▸ EXERCISE DETAILS
Rewrite the rows as a numbered list, starting at the first row and ending at the one containing "The radially-outermost side", with blank lines omitted.

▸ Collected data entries

•••

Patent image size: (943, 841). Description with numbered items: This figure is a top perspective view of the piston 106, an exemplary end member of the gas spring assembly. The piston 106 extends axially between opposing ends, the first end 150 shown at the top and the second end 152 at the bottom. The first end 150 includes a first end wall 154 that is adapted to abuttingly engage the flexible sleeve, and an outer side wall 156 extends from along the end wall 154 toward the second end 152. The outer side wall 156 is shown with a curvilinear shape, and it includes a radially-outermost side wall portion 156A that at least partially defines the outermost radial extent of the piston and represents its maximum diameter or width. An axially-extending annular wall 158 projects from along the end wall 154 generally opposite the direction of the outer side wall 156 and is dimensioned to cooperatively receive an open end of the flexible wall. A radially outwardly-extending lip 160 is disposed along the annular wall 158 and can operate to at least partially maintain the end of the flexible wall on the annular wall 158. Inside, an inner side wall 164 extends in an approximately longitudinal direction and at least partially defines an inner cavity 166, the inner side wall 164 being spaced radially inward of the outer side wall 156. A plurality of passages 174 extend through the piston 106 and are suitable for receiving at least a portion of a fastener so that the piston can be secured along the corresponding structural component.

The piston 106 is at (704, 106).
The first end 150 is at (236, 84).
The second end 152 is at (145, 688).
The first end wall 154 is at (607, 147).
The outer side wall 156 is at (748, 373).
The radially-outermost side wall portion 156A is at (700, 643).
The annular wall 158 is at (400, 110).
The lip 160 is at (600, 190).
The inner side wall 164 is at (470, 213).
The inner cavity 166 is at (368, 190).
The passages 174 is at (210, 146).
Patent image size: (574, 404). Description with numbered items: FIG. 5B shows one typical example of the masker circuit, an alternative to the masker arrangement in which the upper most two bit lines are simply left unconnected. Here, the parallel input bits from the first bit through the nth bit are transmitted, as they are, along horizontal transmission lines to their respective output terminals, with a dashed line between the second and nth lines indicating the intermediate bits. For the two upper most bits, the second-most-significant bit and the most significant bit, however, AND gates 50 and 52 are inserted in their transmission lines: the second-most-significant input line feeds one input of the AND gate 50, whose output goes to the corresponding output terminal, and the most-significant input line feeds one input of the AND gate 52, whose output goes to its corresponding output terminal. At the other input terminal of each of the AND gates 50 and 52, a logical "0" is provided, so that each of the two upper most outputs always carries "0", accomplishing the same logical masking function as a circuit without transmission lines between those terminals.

•••

▸ RESULT
1. Patent image size: (943, 841). Description with numbered items: This figure is a top perspective view of the piston 106, an exemplary end member of the gas spring assembly. The piston 106 extends axially between opposing ends, the first end 150 shown at the top and the second end 152 at the bottom. The first end 150 includes a first end wall 154 that is adapted to abuttingly engage the flexible sleeve, and an outer side wall 156 extends from along the end wall 154 toward the second end 152. The outer side wall 156 is shown with a curvilinear shape, and it includes a radially-outermost side wall portion 156A that at least partially defines the outermost radial extent of the piston and represents its maximum diameter or width. An axially-extending annular wall 158 projects from along the end wall 154 generally opposite the direction of the outer side wall 156 and is dimensioned to cooperatively receive an open end of the flexible wall. A radially outwardly-extending lip 160 is disposed along the annular wall 158 and can operate to at least partially maintain the end of the flexible wall on the annular wall 158. Inside, an inner side wall 164 extends in an approximately longitudinal direction and at least partially defines an inner cavity 166, the inner side wall 164 being spaced radially inward of the outer side wall 156. A plurality of passages 174 extend through the piston 106 and are suitable for receiving at least a portion of a fastener so that the piston can be secured along the corresponding structural component.
2. The piston 106 is at (704, 106).
3. The first end 150 is at (236, 84).
4. The second end 152 is at (145, 688).
5. The first end wall 154 is at (607, 147).
6. The outer side wall 156 is at (748, 373).
7. The radially-outermost side wall portion 156A is at (700, 643).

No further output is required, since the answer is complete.